Given text
::::::

I'll need to ponder for a while and see if I can work out a system that
covers these issues and isn't too painful for me as
author/publisher/janitor.
--
Mark Murphy (a Commons Guy)
http://commonsware.com | http://twitter.com/commonsguy
Android Training in US: 22-26 February 2010: http://onlc.com
Yeah, you're not the first person to ask for that. It's not totally out of
the question.
Anybody out there know of a good XML diff utility?
I write the books in a quasi-DocBook markup language, so if I can find an
XML diff utility that gives me output I can parse, I can probably add
changebars or something to the PDFs, and some sort of icon for other
formats.
--
Mark Murphy (a Commons Guy)
http://commonsware.com
Android App Developer Books: http://commonsware.com/books.html
Maybe you can try Araxis Merge, it works great for me.
Araxis Merge:
Win: http://www.araxis.com/merge/
Mac: http://www.araxis.com/merge_mac/
Regards,
Ted Chien
http://www.linkedin.com/in/htchien
Winmerge works Great,Araxis too
HAPPY NEW YEAR PEOPLE
Pd: Enviado desde dispositivo móvil Android
El 05/01/2010 01:50, "Mark Murphy" <mmu...@commonsware.com> escribió:> Is there a way to get the updated parts highlighted.. not sure if that is > even possible with PDF...
Yeah, you're not the first person to ask for that. It's not totally out of
the question.
Anybody out there know of a good XML diff utility?
I write the books in a quasi-DocBook markup language, so if I can find an
XML diff utility that gives me output I can parse, I can probably add
changebars or something to the PDFs, and some sort of icon for other
formats.

::::::

Challenge 1
Write out the mailing-list excerpt from "http://commonsware.com | http://twitter.com/commonsguy" up to and including "great for me.".

::::::

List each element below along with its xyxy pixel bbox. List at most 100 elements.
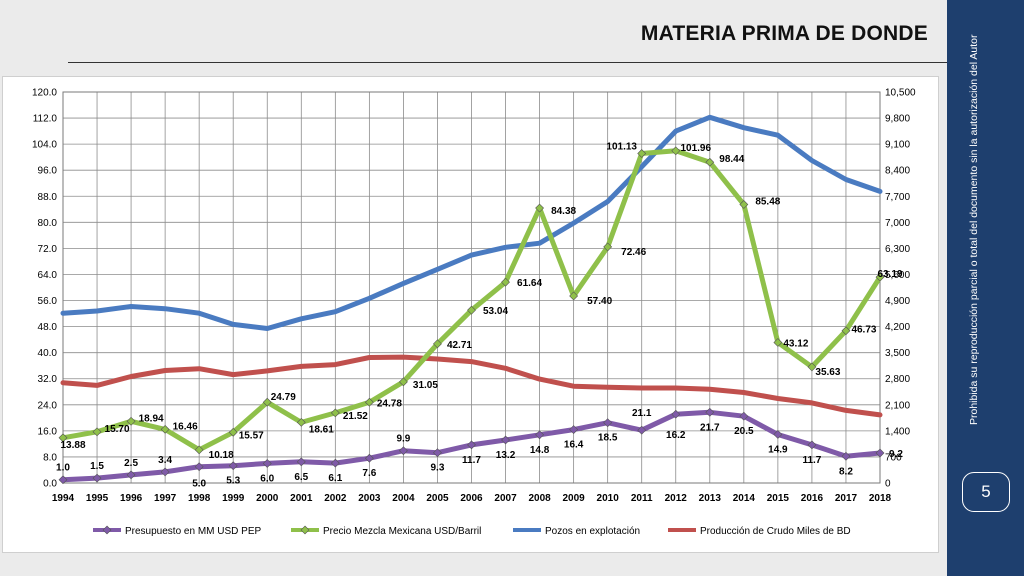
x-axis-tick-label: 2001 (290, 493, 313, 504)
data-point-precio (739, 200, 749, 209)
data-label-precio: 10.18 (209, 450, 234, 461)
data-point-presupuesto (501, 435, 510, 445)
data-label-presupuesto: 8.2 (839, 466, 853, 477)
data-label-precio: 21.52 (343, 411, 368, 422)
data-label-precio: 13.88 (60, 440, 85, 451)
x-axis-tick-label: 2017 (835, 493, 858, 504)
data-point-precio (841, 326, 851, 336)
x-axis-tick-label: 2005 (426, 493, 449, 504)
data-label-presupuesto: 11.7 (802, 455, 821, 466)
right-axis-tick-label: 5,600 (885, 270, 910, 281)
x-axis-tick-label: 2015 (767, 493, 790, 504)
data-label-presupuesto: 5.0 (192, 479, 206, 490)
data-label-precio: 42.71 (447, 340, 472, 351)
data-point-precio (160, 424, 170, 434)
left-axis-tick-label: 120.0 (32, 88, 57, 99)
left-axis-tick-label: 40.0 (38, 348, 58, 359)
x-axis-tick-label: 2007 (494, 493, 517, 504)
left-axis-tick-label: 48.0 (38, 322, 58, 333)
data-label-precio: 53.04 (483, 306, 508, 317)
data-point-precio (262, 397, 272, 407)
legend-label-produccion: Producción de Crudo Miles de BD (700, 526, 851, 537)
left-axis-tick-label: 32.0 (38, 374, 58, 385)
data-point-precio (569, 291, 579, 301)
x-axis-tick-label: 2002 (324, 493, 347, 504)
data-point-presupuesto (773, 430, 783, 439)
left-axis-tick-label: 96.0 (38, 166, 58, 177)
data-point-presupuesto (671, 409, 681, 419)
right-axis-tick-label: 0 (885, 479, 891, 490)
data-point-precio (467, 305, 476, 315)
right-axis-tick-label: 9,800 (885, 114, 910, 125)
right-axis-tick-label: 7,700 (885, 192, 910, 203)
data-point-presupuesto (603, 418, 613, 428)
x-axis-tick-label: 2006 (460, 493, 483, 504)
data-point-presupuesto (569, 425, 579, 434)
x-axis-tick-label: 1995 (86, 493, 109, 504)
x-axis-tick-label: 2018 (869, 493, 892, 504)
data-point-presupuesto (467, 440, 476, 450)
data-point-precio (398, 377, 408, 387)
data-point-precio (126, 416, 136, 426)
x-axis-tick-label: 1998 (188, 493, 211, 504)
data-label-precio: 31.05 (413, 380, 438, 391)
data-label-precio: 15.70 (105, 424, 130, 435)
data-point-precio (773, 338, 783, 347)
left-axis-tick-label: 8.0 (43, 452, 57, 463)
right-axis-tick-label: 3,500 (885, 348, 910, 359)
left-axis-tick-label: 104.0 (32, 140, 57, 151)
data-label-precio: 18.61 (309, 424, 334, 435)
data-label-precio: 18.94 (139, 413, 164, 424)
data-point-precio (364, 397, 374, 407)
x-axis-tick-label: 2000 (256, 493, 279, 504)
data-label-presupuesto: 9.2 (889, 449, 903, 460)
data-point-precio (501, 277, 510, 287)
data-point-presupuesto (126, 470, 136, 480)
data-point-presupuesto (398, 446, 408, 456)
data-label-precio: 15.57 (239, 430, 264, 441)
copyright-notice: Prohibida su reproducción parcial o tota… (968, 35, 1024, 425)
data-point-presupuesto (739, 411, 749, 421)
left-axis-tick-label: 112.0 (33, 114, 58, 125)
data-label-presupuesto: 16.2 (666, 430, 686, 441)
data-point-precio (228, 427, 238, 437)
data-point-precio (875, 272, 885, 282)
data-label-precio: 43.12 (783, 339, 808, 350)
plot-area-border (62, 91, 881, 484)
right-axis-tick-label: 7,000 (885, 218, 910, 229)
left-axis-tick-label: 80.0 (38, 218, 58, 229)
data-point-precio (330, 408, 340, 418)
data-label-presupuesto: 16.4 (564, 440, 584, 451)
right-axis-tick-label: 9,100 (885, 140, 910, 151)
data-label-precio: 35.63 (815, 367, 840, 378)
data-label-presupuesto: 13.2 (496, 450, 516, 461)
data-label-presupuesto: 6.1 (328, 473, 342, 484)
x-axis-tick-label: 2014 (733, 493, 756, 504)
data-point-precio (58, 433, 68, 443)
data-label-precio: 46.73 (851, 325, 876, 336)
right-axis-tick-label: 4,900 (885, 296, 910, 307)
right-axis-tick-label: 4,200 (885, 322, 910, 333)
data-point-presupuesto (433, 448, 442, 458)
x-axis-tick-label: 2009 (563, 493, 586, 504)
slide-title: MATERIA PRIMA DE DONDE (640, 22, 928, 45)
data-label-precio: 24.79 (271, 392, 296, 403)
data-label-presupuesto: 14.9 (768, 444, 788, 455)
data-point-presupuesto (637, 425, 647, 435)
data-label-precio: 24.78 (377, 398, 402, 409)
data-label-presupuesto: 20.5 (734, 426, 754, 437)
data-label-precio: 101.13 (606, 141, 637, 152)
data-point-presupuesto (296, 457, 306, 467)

::::::

Challenge 2
In the records, what do you get if you swap "left-axis-tick-label" for "left-axis-label" in the lines from the line with "x-axis-tick-label: 2001 (290, 493, 313, 504)" up to and including the line with "data-point-precio (467, 305, 476, 315)", changing nothing else and giving back only those lines?

Task response 1
http://commonsware.com | http://twitter.com/commonsguy
Android Training in US: 22-26 February 2010: http://onlc.com
Yeah, you're not the first person to ask for that. It's not totally out of
the question.
Anybody out there know of a good XML diff utility?
I write the books in a quasi-DocBook markup language, so if I can find an
XML diff utility that gives me output I can parse, I can probably add
changebars or something to the PDFs, and some sort of icon for other
formats.
--
Mark Murphy (a Commons Guy)
http://commonsware.com
Android App Developer Books: http://commonsware.com/books.html
Maybe you can try Araxis Merge, it works great for me.

Task response 2
x-axis-tick-label: 2001 (290, 493, 313, 504)
data-point-precio (739, 200, 749, 209)
data-label-precio: 10.18 (209, 450, 234, 461)
data-point-presupuesto (501, 435, 510, 445)
data-label-presupuesto: 8.2 (839, 466, 853, 477)
data-label-precio: 21.52 (343, 411, 368, 422)
data-label-precio: 13.88 (60, 440, 85, 451)
x-axis-tick-label: 2017 (835, 493, 858, 504)
data-point-precio (841, 326, 851, 336)
x-axis-tick-label: 2005 (426, 493, 449, 504)
data-label-presupuesto: 11.7 (802, 455, 821, 466)
right-axis-tick-label: 5,600 (885, 270, 910, 281)
x-axis-tick-label: 2015 (767, 493, 790, 504)
data-label-presupuesto: 5.0 (192, 479, 206, 490)
data-label-precio: 42.71 (447, 340, 472, 351)
data-point-precio (160, 424, 170, 434)
left-axis-label: 120.0 (32, 88, 57, 99)
left-axis-label: 40.0 (38, 348, 58, 359)
x-axis-tick-label: 2007 (494, 493, 517, 504)
left-axis-label: 48.0 (38, 322, 58, 333)
data-label-precio: 53.04 (483, 306, 508, 317)
data-point-precio (262, 397, 272, 407)
legend-label-produccion: Producción de Crudo Miles de BD (700, 526, 851, 537)
left-axis-label: 32.0 (38, 374, 58, 385)
data-point-precio (569, 291, 579, 301)
x-axis-tick-label: 2002 (324, 493, 347, 504)
data-point-presupuesto (773, 430, 783, 439)
left-axis-label: 96.0 (38, 166, 58, 177)
data-point-presupuesto (671, 409, 681, 419)
right-axis-tick-label: 0 (885, 479, 891, 490)
data-point-precio (467, 305, 476, 315)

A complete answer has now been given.